# start of Records for the exercise
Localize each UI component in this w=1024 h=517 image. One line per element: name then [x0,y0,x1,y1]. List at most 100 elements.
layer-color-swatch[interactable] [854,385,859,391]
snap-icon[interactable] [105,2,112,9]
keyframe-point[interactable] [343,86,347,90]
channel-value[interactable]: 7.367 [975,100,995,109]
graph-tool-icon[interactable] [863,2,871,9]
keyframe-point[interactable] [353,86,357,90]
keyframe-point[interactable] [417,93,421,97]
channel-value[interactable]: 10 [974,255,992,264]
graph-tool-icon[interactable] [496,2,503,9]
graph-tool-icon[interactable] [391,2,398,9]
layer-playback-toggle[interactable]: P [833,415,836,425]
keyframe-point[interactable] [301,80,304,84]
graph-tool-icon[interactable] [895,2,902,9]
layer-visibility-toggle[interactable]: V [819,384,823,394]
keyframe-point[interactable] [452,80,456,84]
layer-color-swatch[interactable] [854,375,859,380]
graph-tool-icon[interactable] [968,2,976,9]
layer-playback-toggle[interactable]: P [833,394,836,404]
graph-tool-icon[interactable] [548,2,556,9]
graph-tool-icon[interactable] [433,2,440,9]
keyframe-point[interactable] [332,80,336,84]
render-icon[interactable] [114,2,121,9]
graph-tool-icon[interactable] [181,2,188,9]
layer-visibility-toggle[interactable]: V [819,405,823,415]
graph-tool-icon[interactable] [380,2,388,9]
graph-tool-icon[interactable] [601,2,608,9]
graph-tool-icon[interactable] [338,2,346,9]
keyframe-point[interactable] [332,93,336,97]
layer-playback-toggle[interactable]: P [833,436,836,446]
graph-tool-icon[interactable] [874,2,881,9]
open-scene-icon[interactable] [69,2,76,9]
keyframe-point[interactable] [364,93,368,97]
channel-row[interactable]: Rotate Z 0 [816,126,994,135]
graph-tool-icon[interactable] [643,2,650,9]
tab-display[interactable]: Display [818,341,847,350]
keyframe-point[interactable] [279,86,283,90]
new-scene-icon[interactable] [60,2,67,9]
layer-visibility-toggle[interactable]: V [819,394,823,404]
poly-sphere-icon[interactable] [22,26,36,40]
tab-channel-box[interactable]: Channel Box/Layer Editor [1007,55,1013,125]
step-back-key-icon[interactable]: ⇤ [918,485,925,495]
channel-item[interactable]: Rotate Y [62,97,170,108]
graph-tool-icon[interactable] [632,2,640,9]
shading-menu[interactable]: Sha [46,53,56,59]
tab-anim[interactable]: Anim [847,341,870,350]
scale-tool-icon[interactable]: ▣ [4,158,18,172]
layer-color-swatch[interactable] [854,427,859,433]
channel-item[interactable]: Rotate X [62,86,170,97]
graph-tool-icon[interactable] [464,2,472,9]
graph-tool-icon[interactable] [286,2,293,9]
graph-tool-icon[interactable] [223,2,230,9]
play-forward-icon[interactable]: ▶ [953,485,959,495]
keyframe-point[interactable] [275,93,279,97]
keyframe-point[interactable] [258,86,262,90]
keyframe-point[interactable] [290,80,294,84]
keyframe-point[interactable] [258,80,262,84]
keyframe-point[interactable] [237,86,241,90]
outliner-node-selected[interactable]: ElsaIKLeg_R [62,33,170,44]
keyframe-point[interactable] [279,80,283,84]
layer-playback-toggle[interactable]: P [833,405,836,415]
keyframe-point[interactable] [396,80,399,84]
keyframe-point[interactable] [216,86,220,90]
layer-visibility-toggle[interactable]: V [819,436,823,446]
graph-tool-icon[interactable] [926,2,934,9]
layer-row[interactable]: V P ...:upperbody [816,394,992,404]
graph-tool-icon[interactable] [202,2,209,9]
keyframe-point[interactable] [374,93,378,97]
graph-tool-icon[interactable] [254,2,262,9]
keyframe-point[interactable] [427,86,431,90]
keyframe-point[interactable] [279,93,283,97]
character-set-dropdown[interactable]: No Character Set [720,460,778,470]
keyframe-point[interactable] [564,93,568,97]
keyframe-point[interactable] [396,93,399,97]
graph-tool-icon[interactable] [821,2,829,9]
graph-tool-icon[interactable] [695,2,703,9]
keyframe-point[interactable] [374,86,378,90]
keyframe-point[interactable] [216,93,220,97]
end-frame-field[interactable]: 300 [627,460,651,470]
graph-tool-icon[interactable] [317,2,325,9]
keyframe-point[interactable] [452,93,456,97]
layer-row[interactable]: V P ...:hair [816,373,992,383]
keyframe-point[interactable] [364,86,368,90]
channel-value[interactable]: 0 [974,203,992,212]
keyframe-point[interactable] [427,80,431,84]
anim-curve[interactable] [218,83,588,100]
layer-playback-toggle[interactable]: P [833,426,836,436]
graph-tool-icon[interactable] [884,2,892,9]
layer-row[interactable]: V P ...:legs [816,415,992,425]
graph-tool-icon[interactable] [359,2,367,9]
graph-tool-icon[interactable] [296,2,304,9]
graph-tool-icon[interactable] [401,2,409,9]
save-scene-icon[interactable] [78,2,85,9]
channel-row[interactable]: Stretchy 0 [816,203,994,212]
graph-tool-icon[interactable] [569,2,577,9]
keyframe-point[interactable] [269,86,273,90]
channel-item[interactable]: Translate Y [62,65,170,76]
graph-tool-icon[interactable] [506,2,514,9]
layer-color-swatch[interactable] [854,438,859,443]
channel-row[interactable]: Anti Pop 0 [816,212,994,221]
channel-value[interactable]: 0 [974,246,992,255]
# end of Records for the exercise
**Problem details:** Copy out all of the material above, line for line, without changing anything.

**Task result:**
Localize each UI component in this w=1024 h=517 image. One line per element: name then [x0,y0,x1,y1]. List at most 100 elements.
layer-color-swatch[interactable] [854,385,859,391]
snap-icon[interactable] [105,2,112,9]
keyframe-point[interactable] [343,86,347,90]
channel-value[interactable]: 7.367 [975,100,995,109]
graph-tool-icon[interactable] [863,2,871,9]
keyframe-point[interactable] [353,86,357,90]
keyframe-point[interactable] [417,93,421,97]
channel-value[interactable]: 10 [974,255,992,264]
graph-tool-icon[interactable] [496,2,503,9]
graph-tool-icon[interactable] [391,2,398,9]
layer-playback-toggle[interactable]: P [833,415,836,425]
keyframe-point[interactable] [301,80,304,84]
graph-tool-icon[interactable] [895,2,902,9]
layer-visibility-toggle[interactable]: V [819,384,823,394]
keyframe-point[interactable] [452,80,456,84]
layer-color-swatch[interactable] [854,375,859,380]
graph-tool-icon[interactable] [968,2,976,9]
layer-playback-toggle[interactable]: P [833,394,836,404]
graph-tool-icon[interactable] [548,2,556,9]
graph-tool-icon[interactable] [433,2,440,9]
keyframe-point[interactable] [332,80,336,84]
render-icon[interactable] [114,2,121,9]
graph-tool-icon[interactable] [181,2,188,9]
layer-visibility-toggle[interactable]: V [819,405,823,415]
graph-tool-icon[interactable] [380,2,388,9]
graph-tool-icon[interactable] [601,2,608,9]
graph-tool-icon[interactable] [338,2,346,9]
keyframe-point[interactable] [332,93,336,97]
layer-playback-toggle[interactable]: P [833,436,836,446]
graph-tool-icon[interactable] [874,2,881,9]
open-scene-icon[interactable] [69,2,76,9]
keyframe-point[interactable] [364,93,368,97]
channel-row[interactable]: Rotate Z 0 [816,126,994,135]
graph-tool-icon[interactable] [643,2,650,9]
tab-display[interactable]: Display [818,341,847,350]
keyframe-point[interactable] [279,86,283,90]
new-scene-icon[interactable] [60,2,67,9]
layer-visibility-toggle[interactable]: V [819,394,823,404]
poly-sphere-icon[interactable] [22,26,36,40]
tab-channel-box[interactable]: Channel Box/Layer Editor [1007,55,1013,125]
step-back-key-icon[interactable]: ⇤ [918,485,925,495]
channel-item[interactable]: Rotate Y [62,97,170,108]
graph-tool-icon[interactable] [632,2,640,9]
shading-menu[interactable]: Sha [46,53,56,59]
tab-anim[interactable]: Anim [847,341,870,350]
scale-tool-icon[interactable]: ▣ [4,158,18,172]
layer-color-swatch[interactable] [854,427,859,433]
channel-item[interactable]: Rotate X [62,86,170,97]
graph-tool-icon[interactable] [464,2,472,9]
graph-tool-icon[interactable] [286,2,293,9]
graph-tool-icon[interactable] [223,2,230,9]
play-forward-icon[interactable]: ▶ [953,485,959,495]
keyframe-point[interactable] [275,93,279,97]
keyframe-point[interactable] [258,86,262,90]
keyframe-point[interactable] [290,80,294,84]
keyframe-point[interactable] [258,80,262,84]
keyframe-point[interactable] [237,86,241,90]
outliner-node-selected[interactable]: ElsaIKLeg_R [62,33,170,44]
keyframe-point[interactable] [279,80,283,84]
layer-playback-toggle[interactable]: P [833,405,836,415]
keyframe-point[interactable] [396,80,399,84]
keyframe-point[interactable] [216,86,220,90]
layer-visibility-toggle[interactable]: V [819,436,823,446]
graph-tool-icon[interactable] [926,2,934,9]
layer-row[interactable]: V P ...:upperbody [816,394,992,404]
graph-tool-icon[interactable] [202,2,209,9]
keyframe-point[interactable] [374,93,378,97]
graph-tool-icon[interactable] [254,2,262,9]
keyframe-point[interactable] [427,86,431,90]
keyframe-point[interactable] [279,93,283,97]
character-set-dropdown[interactable]: No Character Set [720,460,778,470]
keyframe-point[interactable] [564,93,568,97]
keyframe-point[interactable] [396,93,399,97]
graph-tool-icon[interactable] [821,2,829,9]
graph-tool-icon[interactable] [695,2,703,9]
keyframe-point[interactable] [374,86,378,90]
keyframe-point[interactable] [216,93,220,97]
end-frame-field[interactable]: 300 [627,460,651,470]
graph-tool-icon[interactable] [317,2,325,9]
keyframe-point[interactable] [452,93,456,97]
layer-row[interactable]: V P ...:hair [816,373,992,383]
keyframe-point[interactable] [364,86,368,90]
channel-value[interactable]: 0 [974,203,992,212]
keyframe-point[interactable] [427,80,431,84]
anim-curve[interactable] [218,83,588,100]
layer-playback-toggle[interactable]: P [833,426,836,436]
graph-tool-icon[interactable] [884,2,892,9]
layer-row[interactable]: V P ...:legs [816,415,992,425]
graph-tool-icon[interactable] [359,2,367,9]
graph-tool-icon[interactable] [296,2,304,9]
graph-tool-icon[interactable] [401,2,409,9]
save-scene-icon[interactable] [78,2,85,9]
channel-row[interactable]: Stretchy 0 [816,203,994,212]
graph-tool-icon[interactable] [569,2,577,9]
keyframe-point[interactable] [269,86,273,90]
channel-item[interactable]: Translate Y [62,65,170,76]
graph-tool-icon[interactable] [506,2,514,9]
layer-color-swatch[interactable] [854,438,859,443]
channel-row[interactable]: Anti Pop 0 [816,212,994,221]
channel-value[interactable]: 0 [974,246,992,255]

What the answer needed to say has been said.